* Begin STORED ROWS *
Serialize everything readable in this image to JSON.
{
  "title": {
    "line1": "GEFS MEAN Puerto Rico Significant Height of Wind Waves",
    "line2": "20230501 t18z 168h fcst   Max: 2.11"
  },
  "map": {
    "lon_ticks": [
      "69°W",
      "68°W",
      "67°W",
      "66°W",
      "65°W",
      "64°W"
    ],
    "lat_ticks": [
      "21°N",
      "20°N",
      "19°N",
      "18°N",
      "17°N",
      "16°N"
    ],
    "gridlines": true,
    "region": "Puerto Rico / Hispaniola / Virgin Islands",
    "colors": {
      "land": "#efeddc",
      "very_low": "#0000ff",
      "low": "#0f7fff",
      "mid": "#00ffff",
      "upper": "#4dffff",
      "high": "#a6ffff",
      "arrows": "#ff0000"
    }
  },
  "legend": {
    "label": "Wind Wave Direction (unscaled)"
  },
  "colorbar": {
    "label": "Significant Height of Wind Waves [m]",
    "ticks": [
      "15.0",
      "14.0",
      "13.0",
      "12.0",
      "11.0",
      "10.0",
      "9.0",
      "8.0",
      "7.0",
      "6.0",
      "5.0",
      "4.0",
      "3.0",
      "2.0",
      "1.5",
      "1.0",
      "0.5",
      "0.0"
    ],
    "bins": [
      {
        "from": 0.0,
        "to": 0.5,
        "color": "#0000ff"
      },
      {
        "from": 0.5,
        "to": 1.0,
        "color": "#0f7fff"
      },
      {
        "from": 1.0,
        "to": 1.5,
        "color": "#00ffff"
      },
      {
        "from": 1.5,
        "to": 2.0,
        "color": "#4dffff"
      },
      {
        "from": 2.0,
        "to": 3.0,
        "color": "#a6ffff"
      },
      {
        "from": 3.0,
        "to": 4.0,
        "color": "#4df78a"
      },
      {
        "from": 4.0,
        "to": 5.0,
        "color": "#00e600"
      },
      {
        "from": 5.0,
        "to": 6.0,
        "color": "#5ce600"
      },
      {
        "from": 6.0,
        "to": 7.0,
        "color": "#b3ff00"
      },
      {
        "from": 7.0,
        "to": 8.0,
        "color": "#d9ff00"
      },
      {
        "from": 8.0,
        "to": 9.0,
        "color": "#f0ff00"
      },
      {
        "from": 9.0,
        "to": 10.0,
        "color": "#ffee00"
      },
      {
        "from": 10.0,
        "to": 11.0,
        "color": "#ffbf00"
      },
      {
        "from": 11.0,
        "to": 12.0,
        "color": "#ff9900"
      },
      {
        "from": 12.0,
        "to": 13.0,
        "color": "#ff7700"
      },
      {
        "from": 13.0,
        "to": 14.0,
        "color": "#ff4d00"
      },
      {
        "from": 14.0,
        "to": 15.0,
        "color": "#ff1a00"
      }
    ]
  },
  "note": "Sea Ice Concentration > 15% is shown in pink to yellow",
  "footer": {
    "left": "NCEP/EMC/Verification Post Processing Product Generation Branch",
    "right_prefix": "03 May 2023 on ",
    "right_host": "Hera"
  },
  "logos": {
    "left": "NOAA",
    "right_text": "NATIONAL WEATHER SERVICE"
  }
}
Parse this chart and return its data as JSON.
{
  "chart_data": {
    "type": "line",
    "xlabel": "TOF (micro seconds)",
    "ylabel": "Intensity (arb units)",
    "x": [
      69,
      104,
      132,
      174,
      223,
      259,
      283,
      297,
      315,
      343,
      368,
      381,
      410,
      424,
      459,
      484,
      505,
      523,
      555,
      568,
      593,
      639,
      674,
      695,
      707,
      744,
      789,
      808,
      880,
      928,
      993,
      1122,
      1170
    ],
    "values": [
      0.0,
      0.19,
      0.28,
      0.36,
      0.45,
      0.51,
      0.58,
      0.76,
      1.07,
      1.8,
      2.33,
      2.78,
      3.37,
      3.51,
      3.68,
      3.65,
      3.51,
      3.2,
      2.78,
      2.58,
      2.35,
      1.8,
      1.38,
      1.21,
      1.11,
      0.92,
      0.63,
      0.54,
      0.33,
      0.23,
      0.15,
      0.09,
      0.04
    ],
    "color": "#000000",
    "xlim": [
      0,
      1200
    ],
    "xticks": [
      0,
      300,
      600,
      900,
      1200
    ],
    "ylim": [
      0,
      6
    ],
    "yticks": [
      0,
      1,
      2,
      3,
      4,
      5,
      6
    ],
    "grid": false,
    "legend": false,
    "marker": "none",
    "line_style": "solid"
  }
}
* End STORED ROWS *
# [TO DO]
Copy out each line of the records where the string "this" appears.

# [CORRECT RESPONSE]
Serialize everything readable in this image to JSON.
Parse this chart and return its data as JSON.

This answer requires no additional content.